## PROMPT
Output the material below unchanged, apart from leaving out the pictures.

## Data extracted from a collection
■ ■ ■ ■ ■
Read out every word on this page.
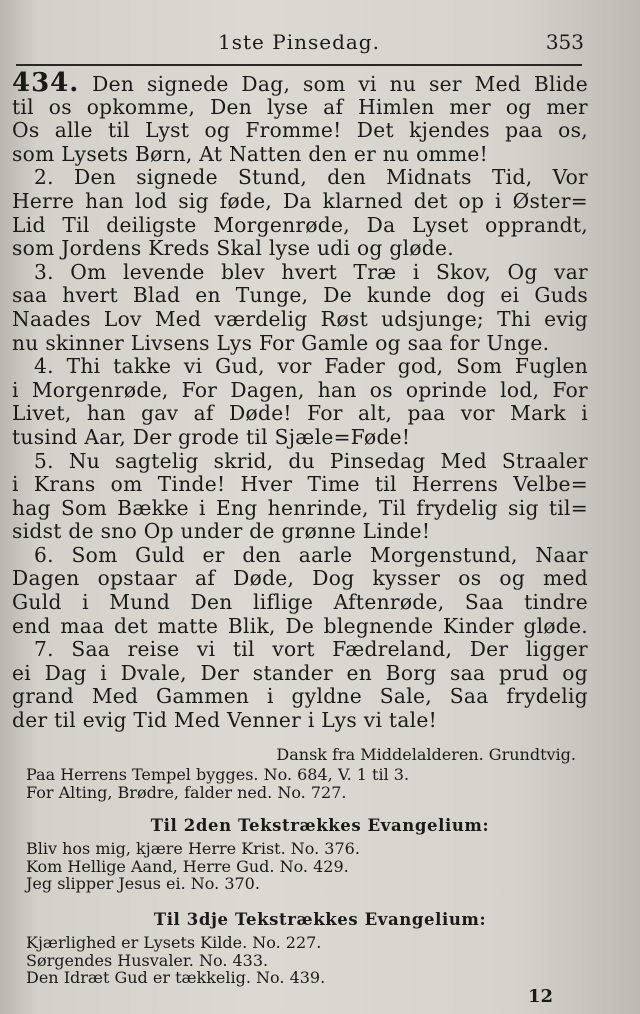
1ste Pinsedag.	353
434. Den signede Dag, som vi nu ser Med Blide
til os opkomme, Den lyse af Himlen mer og mer
Os alle til Lyst og Fromme! Det kjendes paa os,
som Lysets Børn, At Natten den er nu omme!
2. Den signede Stund, den Midnats Tid, Vor
Herre han lod sig føde, Da klarned det op i Øster=
Lid Til deiligste Morgenrøde, Da Lyset opprandt,
som Jordens Kreds Skal lyse udi og gløde.
3. Om levende blev hvert Træ i Skov, Og var
saa hvert Blad en Tunge, De kunde dog ei Guds
Naades Lov Med værdelig Røst udsjunge; Thi evig
nu skinner Livsens Lys For Gamle og saa for Unge.
4. Thi takke vi Gud, vor Fader god, Som Fuglen
i Morgenrøde, For Dagen, han os oprinde lod, For
Livet, han gav af Døde! For alt, paa vor Mark i
tusind Aar, Der grode til Sjæle=Føde!
5. Nu sagtelig skrid, du Pinsedag Med Straaler
i Krans om Tinde! Hver Time til Herrens Velbe=
hag Som Bække i Eng henrinde, Til frydelig sig til=
sidst de sno Op under de grønne Linde!
6. Som Guld er den aarle Morgenstund, Naar
Dagen opstaar af Døde, Dog kysser os og med
Guld i Mund Den liflige Aftenrøde, Saa tindre
end maa det matte Blik, De blegnende Kinder gløde.
7. Saa reise vi til vort Fædreland, Der ligger
ei Dag i Dvale, Der stander en Borg saa prud og
grand Med Gammen i gyldne Sale, Saa frydelig
der til evig Tid Med Venner i Lys vi tale!
Dansk fra Middelalderen. Grundtvig.
Paa Herrens Tempel bygges. No. 684, V. 1 til 3.
For Alting, Brødre, falder ned. No. 727.
Til 2den Tekstrækkes Evangelium:
Bliv hos mig, kjære Herre Krist. No. 376.
Kom Hellige Aand, Herre Gud. No. 429.
Jeg slipper Jesus ei. No. 370.
Til 3dje Tekstrækkes Evangelium:
Kjærlighed er Lysets Kilde. No. 227.
Sørgendes Husvaler. No. 433.
Den Idræt Gud er tækkelig. No. 439.
12
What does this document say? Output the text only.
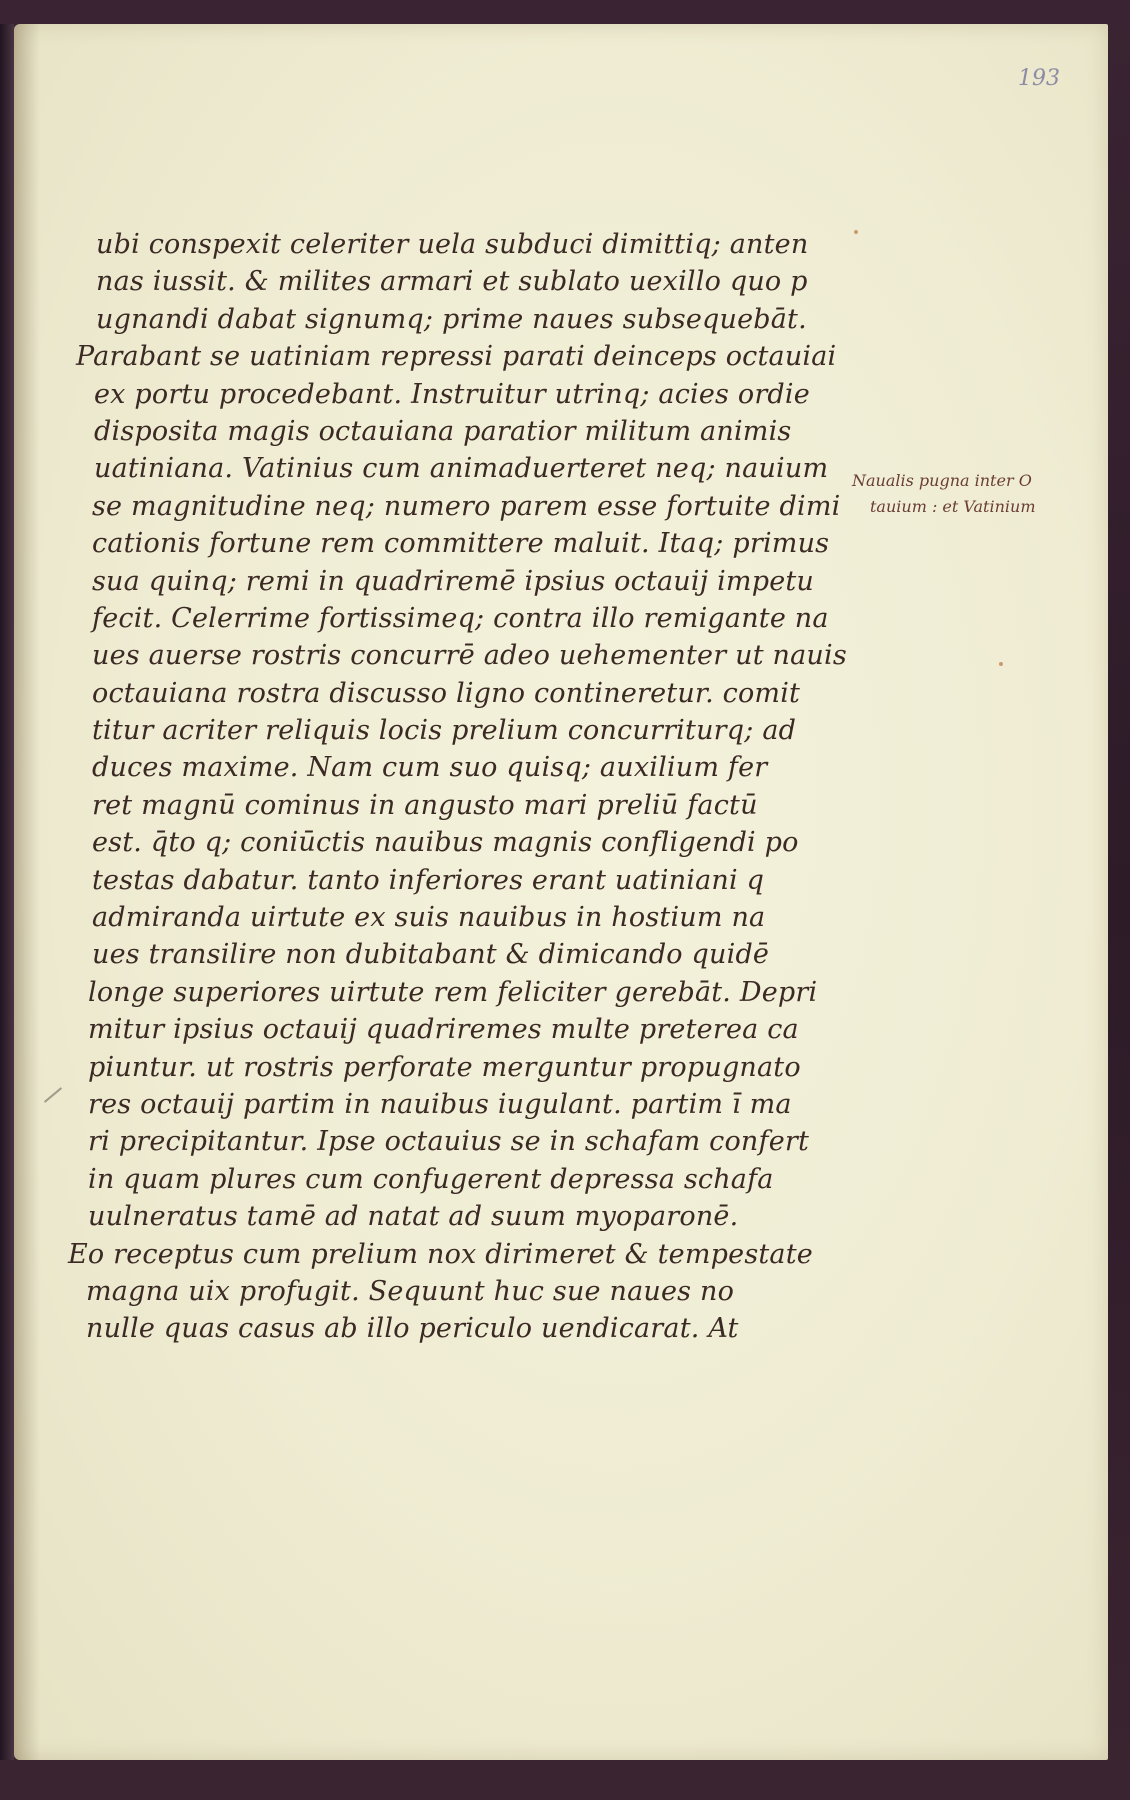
193
ubi conspexit celeriter uela subduci dimittiq; anten
nas iussit. & milites armari et sublato uexillo quo p
ugnandi dabat signumq; prime naues subsequebāt.
Parabant se uatiniam repressi parati deinceps octauiai
ex portu procedebant. Instruitur utrinq; acies ordie
disposita magis octauiana paratior militum animis
uatiniana. Vatinius cum animaduerteret neq; nauium
se magnitudine neq; numero parem esse fortuite dimi
cationis fortune rem committere maluit. Itaq; primus
sua quinq; remi in quadriremē ipsius octauij impetu
fecit. Celerrime fortissimeq; contra illo remigante na
ues auerse rostris concurrē adeo uehementer ut nauis
octauiana rostra discusso ligno contineretur. comit
titur acriter reliquis locis prelium concurriturq; ad
duces maxime. Nam cum suo quisq; auxilium fer
ret magnū cominus in angusto mari preliū factū
est. q̄to q; coniūctis nauibus magnis confligendi po
testas dabatur. tanto inferiores erant uatiniani q
admiranda uirtute ex suis nauibus in hostium na
ues transilire non dubitabant & dimicando quidē
longe superiores uirtute rem feliciter gerebāt. Depri
mitur ipsius octauij quadriremes multe preterea ca
piuntur. ut rostris perforate merguntur propugnato
res octauij partim in nauibus iugulant. partim ī ma
ri precipitantur. Ipse octauius se in schafam confert
in quam plures cum confugerent depressa schafa
uulneratus tamē ad natat ad suum myoparonē.
Eo receptus cum prelium nox dirimeret & tempestate
magna uix profugit. Sequunt huc sue naues no
nulle quas casus ab illo periculo uendicarat. At
Naualis pugna inter O
tauium : et Vatinium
■ ■ ■ ■ ■
## RESULT OF THE TASK
Read out every word on this page.
1ste Pinsedag.	353
434. Den signede Dag, som vi nu ser Med Blide
til os opkomme, Den lyse af Himlen mer og mer
Os alle til Lyst og Fromme! Det kjendes paa os,
som Lysets Børn, At Natten den er nu omme!
2. Den signede Stund, den Midnats Tid, Vor
Herre han lod sig føde, Da klarned det op i Øster=
Lid Til deiligste Morgenrøde, Da Lyset opprandt,
som Jordens Kreds Skal lyse udi og gløde.
3. Om levende blev hvert Træ i Skov, Og var
saa hvert Blad en Tunge, De kunde dog ei Guds
Naades Lov Med værdelig Røst udsjunge; Thi evig
nu skinner Livsens Lys For Gamle og saa for Unge.
4. Thi takke vi Gud, vor Fader god, Som Fuglen
i Morgenrøde, For Dagen, han os oprinde lod, For
Livet, han gav af Døde! For alt, paa vor Mark i
tusind Aar, Der grode til Sjæle=Føde!
5. Nu sagtelig skrid, du Pinsedag Med Straaler
i Krans om Tinde! Hver Time til Herrens Velbe=
hag Som Bække i Eng henrinde, Til frydelig sig til=
sidst de sno Op under de grønne Linde!
6. Som Guld er den aarle Morgenstund, Naar
Dagen opstaar af Døde, Dog kysser os og med
Guld i Mund Den liflige Aftenrøde, Saa tindre
end maa det matte Blik, De blegnende Kinder gløde.
7. Saa reise vi til vort Fædreland, Der ligger
ei Dag i Dvale, Der stander en Borg saa prud og
grand Med Gammen i gyldne Sale, Saa frydelig
der til evig Tid Med Venner i Lys vi tale!
Dansk fra Middelalderen. Grundtvig.
Paa Herrens Tempel bygges. No. 684, V. 1 til 3.
For Alting, Brødre, falder ned. No. 727.
Til 2den Tekstrækkes Evangelium:
Bliv hos mig, kjære Herre Krist. No. 376.
Kom Hellige Aand, Herre Gud. No. 429.
Jeg slipper Jesus ei. No. 370.
Til 3dje Tekstrækkes Evangelium:
Kjærlighed er Lysets Kilde. No. 227.
Sørgendes Husvaler. No. 433.
Den Idræt Gud er tækkelig. No. 439.
12
What does this document say? Output the text only.
193
ubi conspexit celeriter uela subduci dimittiq; anten
nas iussit. & milites armari et sublato uexillo quo p
ugnandi dabat signumq; prime naues subsequebāt.
Parabant se uatiniam repressi parati deinceps octauiai
ex portu procedebant. Instruitur utrinq; acies ordie
disposita magis octauiana paratior militum animis
uatiniana. Vatinius cum animaduerteret neq; nauium
se magnitudine neq; numero parem esse fortuite dimi
cationis fortune rem committere maluit. Itaq; primus
sua quinq; remi in quadriremē ipsius octauij impetu
fecit. Celerrime fortissimeq; contra illo remigante na
ues auerse rostris concurrē adeo uehementer ut nauis
octauiana rostra discusso ligno contineretur. comit
titur acriter reliquis locis prelium concurriturq; ad
duces maxime. Nam cum suo quisq; auxilium fer
ret magnū cominus in angusto mari preliū factū
est. q̄to q; coniūctis nauibus magnis confligendi po
testas dabatur. tanto inferiores erant uatiniani q
admiranda uirtute ex suis nauibus in hostium na
ues transilire non dubitabant & dimicando quidē
longe superiores uirtute rem feliciter gerebāt. Depri
mitur ipsius octauij quadriremes multe preterea ca
piuntur. ut rostris perforate merguntur propugnato
res octauij partim in nauibus iugulant. partim ī ma
ri precipitantur. Ipse octauius se in schafam confert
in quam plures cum confugerent depressa schafa
uulneratus tamē ad natat ad suum myoparonē.
Eo receptus cum prelium nox dirimeret & tempestate
magna uix profugit. Sequunt huc sue naues no
nulle quas casus ab illo periculo uendicarat. At
Naualis pugna inter O
tauium : et Vatinium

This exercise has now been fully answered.